__SET EXERCISE__
Search the records for the word "JSON" and pick out every line that has it.

__Chart and figure data__
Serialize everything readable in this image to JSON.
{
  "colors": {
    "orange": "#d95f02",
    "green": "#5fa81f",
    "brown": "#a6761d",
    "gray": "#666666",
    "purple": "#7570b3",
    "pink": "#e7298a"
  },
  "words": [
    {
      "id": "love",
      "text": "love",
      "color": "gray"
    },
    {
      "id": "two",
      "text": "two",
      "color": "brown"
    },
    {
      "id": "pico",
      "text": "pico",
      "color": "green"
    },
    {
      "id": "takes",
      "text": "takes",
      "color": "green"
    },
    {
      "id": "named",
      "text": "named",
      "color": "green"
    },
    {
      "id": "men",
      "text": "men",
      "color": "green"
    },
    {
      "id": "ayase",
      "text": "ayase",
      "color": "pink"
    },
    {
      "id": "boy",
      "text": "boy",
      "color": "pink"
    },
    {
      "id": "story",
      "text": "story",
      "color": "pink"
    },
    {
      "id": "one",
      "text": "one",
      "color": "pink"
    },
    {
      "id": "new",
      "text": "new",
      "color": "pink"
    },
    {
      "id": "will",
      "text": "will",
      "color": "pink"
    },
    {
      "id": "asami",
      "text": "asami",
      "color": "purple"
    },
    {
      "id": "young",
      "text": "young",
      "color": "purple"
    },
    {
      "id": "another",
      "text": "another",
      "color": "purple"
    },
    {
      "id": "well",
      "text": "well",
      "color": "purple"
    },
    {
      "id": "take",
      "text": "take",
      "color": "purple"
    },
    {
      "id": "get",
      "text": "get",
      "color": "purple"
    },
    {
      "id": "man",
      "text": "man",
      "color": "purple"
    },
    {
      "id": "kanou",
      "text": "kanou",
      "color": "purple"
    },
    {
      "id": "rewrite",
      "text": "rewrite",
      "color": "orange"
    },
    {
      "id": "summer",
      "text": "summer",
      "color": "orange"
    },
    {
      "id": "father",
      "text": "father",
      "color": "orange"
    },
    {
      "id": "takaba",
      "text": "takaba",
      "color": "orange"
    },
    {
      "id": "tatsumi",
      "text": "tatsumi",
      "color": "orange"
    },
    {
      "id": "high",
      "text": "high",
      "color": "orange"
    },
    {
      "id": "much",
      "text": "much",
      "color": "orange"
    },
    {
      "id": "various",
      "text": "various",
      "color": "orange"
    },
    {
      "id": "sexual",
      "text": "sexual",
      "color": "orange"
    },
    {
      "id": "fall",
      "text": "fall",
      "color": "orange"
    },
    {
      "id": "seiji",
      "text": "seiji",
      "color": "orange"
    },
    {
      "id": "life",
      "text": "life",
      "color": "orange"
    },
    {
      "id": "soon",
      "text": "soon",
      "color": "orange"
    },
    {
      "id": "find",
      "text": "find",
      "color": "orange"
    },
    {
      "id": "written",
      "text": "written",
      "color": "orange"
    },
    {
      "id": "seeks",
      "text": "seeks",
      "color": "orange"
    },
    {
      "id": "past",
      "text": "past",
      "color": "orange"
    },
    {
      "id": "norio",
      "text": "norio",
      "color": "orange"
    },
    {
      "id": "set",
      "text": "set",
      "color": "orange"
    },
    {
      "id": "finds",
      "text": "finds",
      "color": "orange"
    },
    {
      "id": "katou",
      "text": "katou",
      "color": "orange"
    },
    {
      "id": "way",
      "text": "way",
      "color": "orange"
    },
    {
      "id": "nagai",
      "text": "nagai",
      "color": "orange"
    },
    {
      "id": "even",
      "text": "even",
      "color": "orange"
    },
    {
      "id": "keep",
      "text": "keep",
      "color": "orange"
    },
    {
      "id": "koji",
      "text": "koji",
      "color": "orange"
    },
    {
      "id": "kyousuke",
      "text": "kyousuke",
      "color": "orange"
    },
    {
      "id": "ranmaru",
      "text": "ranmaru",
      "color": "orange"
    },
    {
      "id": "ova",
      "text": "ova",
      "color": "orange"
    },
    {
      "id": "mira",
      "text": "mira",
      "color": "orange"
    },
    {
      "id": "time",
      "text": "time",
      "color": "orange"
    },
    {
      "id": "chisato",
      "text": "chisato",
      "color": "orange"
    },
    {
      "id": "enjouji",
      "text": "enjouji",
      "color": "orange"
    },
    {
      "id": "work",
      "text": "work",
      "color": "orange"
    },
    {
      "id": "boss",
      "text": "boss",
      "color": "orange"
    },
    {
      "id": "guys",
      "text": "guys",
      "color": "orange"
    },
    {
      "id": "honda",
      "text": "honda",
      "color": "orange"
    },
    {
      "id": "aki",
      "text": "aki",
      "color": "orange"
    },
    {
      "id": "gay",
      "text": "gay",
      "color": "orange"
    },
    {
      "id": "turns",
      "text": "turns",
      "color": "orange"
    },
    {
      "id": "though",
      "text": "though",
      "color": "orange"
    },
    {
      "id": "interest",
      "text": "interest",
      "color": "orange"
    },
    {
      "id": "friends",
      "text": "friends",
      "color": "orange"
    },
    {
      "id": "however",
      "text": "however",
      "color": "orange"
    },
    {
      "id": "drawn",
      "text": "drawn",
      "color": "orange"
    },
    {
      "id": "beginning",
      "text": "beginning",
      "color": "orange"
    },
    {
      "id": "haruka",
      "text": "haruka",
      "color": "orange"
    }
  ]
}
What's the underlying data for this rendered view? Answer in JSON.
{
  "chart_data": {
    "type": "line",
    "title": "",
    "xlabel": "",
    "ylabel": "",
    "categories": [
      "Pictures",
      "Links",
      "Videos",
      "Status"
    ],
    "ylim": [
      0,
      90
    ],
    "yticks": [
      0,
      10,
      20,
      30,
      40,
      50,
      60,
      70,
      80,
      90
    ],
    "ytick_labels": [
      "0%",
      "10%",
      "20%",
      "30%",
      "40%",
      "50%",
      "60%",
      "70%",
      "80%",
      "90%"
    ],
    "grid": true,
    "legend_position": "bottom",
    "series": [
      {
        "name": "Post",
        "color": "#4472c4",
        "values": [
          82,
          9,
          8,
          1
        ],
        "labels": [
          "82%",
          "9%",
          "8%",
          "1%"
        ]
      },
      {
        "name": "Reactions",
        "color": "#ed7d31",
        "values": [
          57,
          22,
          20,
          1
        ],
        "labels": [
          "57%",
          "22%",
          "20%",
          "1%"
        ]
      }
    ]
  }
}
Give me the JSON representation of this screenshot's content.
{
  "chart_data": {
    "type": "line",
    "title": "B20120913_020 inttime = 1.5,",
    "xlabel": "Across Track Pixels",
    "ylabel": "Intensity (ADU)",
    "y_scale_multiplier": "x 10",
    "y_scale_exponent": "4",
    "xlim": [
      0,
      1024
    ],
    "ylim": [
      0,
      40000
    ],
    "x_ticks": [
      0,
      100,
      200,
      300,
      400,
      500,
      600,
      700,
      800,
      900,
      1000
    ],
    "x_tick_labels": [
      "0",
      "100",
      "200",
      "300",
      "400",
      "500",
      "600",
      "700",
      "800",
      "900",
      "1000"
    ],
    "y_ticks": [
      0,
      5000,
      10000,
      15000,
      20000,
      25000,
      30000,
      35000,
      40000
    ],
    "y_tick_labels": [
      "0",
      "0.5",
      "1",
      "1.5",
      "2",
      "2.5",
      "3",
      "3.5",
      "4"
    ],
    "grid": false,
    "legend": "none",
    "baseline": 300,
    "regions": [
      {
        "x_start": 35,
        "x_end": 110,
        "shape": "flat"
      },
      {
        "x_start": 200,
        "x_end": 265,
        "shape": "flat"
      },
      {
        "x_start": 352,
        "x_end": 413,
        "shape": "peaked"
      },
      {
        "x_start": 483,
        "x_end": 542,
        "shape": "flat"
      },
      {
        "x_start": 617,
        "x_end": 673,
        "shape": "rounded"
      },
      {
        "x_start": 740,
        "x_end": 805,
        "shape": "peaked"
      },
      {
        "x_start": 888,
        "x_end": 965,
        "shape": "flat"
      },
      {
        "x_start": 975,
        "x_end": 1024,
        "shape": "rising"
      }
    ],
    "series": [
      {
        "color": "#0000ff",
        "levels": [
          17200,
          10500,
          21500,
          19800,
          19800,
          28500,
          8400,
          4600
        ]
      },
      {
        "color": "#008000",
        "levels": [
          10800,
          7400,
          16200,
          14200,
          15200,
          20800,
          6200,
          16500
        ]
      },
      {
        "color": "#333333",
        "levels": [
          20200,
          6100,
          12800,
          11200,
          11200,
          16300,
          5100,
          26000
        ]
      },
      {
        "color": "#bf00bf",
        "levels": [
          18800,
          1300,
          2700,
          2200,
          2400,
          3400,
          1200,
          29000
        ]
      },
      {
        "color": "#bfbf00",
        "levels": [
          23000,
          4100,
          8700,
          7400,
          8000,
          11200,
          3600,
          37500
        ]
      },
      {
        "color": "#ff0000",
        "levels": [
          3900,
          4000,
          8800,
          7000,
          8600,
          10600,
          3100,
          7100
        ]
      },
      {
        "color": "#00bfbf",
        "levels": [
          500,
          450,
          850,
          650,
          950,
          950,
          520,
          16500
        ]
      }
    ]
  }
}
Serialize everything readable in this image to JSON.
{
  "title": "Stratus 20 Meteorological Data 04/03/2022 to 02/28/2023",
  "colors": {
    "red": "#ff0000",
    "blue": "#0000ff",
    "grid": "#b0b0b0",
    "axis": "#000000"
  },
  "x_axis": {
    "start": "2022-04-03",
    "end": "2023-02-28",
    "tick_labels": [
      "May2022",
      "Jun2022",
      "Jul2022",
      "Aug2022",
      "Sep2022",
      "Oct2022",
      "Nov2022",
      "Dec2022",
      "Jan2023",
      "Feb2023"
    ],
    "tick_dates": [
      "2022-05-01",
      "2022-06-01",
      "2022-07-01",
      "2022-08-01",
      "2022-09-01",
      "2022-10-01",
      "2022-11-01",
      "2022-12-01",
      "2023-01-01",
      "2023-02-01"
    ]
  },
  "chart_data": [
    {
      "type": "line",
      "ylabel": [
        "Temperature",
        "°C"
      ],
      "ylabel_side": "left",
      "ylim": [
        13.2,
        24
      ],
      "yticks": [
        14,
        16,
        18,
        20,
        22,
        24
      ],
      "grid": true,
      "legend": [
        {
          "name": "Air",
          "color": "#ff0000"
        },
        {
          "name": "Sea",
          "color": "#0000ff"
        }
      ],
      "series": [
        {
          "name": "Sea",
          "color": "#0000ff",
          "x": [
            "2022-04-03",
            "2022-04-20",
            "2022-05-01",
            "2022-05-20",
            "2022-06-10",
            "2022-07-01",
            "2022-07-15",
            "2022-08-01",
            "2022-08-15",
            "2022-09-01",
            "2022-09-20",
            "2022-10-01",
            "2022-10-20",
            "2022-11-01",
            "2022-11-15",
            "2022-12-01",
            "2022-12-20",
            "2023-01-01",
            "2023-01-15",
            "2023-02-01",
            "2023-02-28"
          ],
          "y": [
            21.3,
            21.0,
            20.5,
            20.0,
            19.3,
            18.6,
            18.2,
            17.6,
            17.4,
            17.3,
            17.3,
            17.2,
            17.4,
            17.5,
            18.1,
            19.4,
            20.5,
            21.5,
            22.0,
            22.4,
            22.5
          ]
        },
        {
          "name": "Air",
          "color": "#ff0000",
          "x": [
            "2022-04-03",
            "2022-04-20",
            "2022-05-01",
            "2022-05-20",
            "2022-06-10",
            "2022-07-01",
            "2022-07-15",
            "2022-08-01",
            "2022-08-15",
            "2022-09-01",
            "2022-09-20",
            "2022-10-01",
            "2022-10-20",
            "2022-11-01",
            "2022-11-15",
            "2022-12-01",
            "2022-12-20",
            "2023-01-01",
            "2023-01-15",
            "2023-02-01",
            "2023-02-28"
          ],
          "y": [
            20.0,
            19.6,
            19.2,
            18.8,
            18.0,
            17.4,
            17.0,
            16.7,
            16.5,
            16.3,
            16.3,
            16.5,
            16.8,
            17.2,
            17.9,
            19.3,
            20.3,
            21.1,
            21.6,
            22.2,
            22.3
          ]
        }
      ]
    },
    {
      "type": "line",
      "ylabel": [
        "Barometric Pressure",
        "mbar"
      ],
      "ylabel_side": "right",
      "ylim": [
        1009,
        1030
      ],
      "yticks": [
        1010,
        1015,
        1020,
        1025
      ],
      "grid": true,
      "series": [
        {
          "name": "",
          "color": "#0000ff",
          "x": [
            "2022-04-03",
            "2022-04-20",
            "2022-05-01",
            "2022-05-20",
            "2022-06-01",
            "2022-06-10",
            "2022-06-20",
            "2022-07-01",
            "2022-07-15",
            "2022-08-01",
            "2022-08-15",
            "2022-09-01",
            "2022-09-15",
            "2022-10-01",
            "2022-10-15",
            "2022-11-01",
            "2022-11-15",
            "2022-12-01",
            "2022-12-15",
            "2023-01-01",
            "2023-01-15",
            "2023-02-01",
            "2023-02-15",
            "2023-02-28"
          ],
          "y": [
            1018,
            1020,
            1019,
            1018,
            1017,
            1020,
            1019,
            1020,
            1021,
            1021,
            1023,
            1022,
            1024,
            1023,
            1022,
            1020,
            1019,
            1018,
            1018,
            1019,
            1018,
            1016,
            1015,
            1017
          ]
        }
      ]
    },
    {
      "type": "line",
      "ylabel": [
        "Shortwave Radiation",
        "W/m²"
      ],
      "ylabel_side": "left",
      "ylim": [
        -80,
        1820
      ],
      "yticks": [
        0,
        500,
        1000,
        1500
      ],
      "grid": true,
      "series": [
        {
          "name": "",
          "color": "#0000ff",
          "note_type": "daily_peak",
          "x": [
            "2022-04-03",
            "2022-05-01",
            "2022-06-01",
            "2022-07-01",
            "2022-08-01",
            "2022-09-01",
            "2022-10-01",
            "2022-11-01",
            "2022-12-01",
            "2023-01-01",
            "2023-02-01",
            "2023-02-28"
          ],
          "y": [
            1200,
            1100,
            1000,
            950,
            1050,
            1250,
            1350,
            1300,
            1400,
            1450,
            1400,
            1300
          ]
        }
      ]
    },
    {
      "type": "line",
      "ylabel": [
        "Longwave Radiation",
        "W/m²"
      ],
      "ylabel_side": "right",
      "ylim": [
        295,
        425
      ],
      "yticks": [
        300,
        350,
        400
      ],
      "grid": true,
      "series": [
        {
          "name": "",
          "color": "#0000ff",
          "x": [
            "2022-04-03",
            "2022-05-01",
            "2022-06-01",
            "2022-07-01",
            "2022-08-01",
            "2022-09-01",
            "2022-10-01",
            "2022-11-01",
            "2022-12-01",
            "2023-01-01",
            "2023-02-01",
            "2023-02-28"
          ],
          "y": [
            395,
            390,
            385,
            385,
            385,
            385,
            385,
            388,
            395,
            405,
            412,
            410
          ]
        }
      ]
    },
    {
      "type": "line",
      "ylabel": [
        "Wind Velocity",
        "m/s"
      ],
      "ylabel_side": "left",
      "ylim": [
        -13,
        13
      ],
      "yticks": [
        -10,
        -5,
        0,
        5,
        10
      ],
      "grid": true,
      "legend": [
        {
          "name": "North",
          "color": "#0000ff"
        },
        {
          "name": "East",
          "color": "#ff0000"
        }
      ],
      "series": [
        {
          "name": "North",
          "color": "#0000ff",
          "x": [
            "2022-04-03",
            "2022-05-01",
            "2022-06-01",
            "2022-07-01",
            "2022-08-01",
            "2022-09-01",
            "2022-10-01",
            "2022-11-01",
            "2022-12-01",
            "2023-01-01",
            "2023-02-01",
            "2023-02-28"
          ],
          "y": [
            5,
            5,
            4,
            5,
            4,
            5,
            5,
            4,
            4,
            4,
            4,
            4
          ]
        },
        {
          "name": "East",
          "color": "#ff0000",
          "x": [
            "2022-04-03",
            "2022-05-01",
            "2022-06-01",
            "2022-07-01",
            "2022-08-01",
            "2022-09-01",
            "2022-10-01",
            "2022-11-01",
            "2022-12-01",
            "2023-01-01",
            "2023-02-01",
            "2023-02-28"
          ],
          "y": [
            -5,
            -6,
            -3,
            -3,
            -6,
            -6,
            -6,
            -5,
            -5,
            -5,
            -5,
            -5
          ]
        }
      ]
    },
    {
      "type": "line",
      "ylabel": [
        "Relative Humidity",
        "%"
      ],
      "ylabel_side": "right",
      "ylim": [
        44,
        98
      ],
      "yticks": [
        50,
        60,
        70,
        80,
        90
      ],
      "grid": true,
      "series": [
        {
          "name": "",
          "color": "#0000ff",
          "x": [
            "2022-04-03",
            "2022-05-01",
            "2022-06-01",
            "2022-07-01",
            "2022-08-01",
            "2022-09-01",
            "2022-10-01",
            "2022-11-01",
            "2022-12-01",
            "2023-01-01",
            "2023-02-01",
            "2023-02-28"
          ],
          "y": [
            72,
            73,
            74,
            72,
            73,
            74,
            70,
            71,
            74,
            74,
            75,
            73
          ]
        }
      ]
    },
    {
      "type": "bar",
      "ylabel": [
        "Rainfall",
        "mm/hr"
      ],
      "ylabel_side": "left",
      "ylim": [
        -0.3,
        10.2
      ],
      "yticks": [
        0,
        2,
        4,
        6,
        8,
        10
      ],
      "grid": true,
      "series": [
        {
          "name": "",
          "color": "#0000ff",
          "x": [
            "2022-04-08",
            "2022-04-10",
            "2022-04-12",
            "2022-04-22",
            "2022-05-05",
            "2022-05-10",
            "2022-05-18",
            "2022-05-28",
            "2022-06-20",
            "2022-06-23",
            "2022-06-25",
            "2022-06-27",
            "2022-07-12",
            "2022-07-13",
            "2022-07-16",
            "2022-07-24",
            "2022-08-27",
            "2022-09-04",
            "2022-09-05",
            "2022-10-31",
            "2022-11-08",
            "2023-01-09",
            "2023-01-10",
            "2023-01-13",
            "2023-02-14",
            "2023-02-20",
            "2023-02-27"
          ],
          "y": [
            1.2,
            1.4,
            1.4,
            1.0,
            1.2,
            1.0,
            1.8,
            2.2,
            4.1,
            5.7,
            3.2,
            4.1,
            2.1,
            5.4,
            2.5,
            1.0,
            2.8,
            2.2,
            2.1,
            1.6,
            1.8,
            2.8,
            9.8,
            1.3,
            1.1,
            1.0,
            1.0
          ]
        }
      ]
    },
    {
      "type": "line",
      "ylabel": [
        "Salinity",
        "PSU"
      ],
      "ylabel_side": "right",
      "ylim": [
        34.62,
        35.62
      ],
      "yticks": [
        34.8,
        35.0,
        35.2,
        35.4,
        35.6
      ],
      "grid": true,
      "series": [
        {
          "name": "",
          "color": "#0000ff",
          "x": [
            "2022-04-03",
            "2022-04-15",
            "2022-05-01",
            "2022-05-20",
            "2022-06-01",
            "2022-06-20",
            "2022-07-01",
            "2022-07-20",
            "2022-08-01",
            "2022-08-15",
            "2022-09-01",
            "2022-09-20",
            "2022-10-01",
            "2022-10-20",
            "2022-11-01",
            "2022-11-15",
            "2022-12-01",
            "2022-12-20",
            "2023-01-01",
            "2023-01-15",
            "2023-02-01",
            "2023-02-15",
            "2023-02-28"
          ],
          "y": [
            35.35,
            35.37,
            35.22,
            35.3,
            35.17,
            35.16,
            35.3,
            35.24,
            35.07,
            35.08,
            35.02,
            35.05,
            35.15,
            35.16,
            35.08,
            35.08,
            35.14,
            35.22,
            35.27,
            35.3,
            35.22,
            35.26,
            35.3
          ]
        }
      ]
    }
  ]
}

__ANSWER FOR THE TASK__
Serialize everything readable in this image to JSON.
What's the underlying data for this rendered view? Answer in JSON.
Give me the JSON representation of this screenshot's content.
Serialize everything readable in this image to JSON.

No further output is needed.